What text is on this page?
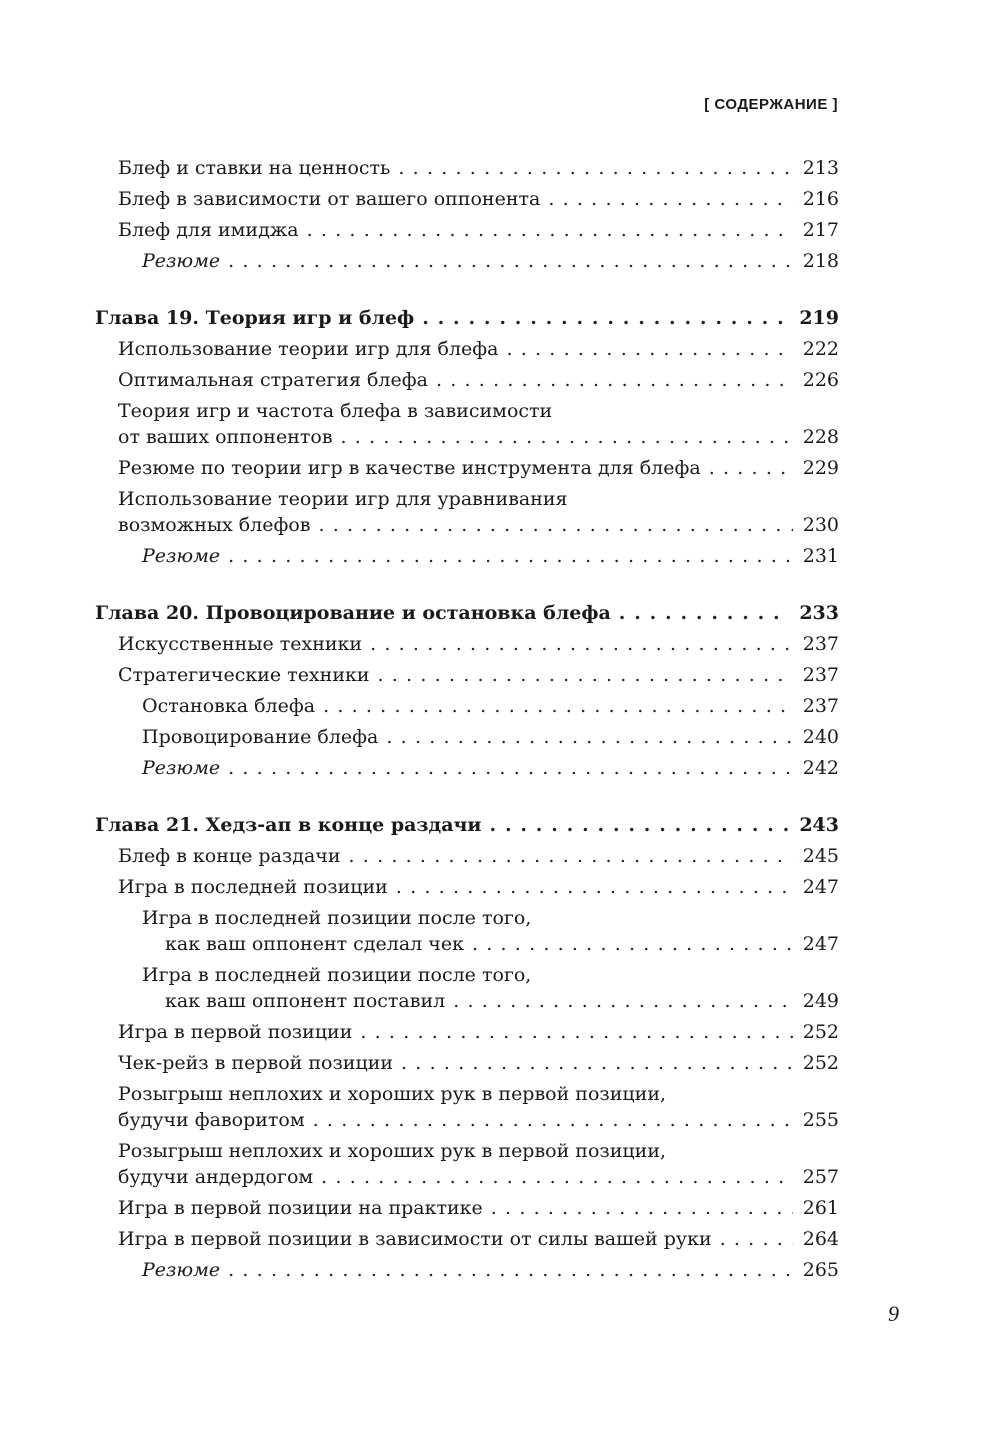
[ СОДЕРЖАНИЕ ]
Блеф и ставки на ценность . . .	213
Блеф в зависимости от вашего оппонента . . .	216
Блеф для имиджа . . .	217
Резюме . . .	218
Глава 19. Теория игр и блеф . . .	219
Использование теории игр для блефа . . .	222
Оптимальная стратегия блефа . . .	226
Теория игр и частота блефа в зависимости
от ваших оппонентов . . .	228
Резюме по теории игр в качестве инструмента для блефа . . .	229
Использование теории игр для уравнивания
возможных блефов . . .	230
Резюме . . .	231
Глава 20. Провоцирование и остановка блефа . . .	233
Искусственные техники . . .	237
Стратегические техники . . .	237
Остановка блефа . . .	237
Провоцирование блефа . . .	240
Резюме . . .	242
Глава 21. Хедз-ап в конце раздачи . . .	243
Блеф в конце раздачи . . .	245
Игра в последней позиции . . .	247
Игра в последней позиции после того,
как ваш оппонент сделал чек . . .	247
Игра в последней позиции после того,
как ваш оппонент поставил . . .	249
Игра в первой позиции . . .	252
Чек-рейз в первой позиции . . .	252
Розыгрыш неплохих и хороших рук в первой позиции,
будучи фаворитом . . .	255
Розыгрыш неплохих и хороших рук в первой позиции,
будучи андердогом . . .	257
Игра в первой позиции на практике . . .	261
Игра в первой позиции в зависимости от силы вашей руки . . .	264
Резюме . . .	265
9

==========

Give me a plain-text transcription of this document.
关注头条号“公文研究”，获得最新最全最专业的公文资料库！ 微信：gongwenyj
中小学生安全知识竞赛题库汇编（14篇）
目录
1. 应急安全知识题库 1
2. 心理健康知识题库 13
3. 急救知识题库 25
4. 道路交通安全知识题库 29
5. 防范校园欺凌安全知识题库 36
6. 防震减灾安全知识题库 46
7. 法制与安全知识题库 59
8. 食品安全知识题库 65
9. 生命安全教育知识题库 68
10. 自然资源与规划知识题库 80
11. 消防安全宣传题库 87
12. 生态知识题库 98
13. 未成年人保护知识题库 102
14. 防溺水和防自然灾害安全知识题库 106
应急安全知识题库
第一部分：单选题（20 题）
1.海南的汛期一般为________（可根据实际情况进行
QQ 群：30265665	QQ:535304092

==========

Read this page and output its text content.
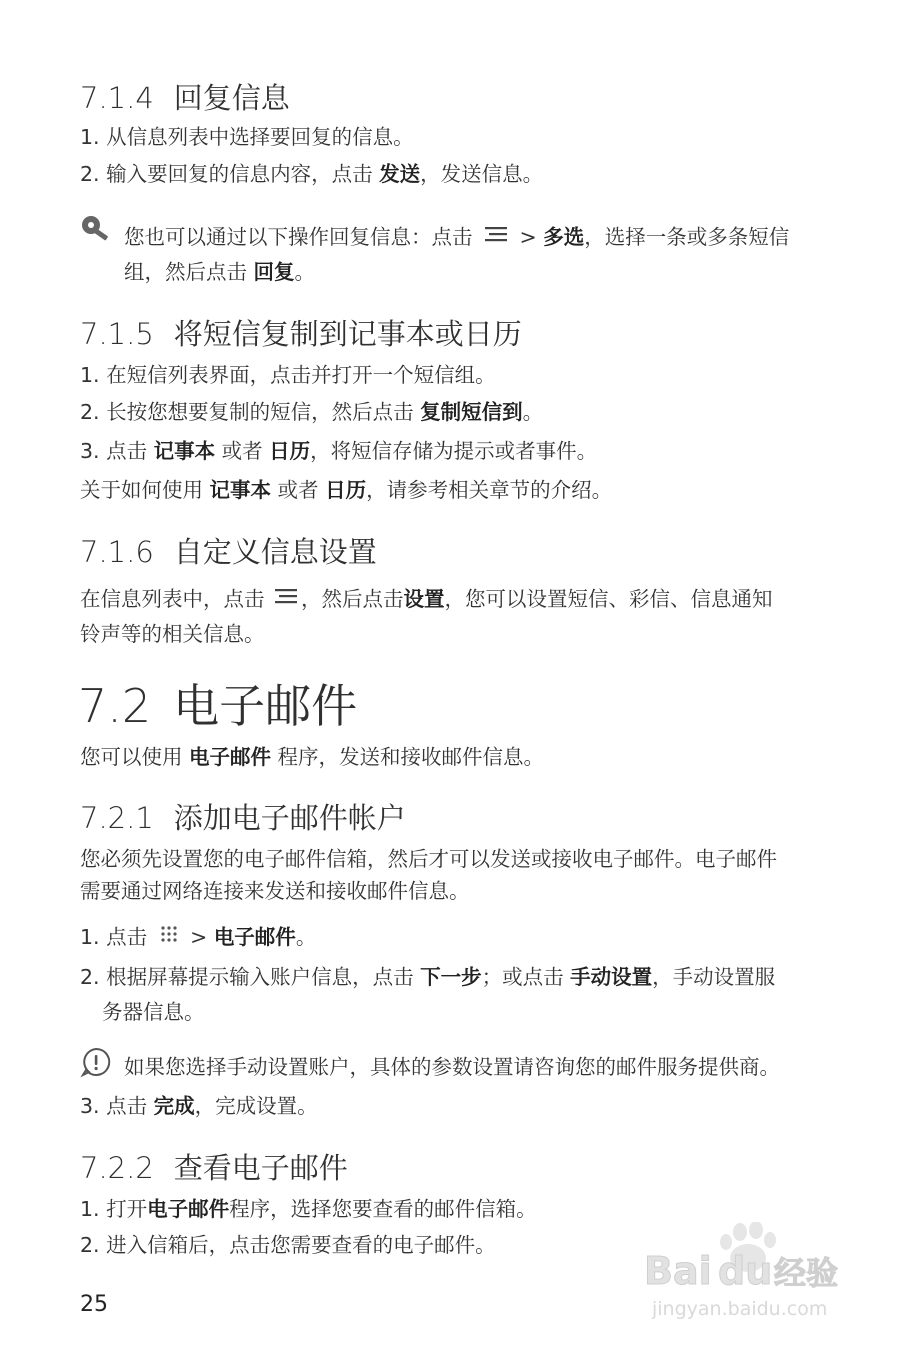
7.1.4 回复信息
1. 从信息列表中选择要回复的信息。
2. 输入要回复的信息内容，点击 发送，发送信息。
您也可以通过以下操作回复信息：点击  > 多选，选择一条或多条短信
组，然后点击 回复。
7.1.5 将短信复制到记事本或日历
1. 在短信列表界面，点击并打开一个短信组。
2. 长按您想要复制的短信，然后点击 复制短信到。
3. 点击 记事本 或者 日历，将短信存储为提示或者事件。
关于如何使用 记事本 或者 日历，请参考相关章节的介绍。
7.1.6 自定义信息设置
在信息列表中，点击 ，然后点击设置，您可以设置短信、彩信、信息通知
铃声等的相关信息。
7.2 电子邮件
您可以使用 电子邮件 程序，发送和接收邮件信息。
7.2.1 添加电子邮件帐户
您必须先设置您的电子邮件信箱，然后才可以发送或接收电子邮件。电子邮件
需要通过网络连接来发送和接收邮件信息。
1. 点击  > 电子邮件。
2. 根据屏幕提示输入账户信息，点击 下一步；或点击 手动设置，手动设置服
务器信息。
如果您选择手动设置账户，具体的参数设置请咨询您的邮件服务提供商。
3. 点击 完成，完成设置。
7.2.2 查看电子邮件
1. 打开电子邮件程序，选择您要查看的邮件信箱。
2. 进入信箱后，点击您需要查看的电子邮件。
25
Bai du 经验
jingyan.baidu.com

==========

— Task instructions —
Look through the entries above and report each line where the string "Провоцирование" occurs.

— Task result —
Глава 20. Провоцирование и остановка блефа . . .	233
Провоцирование блефа . . .	240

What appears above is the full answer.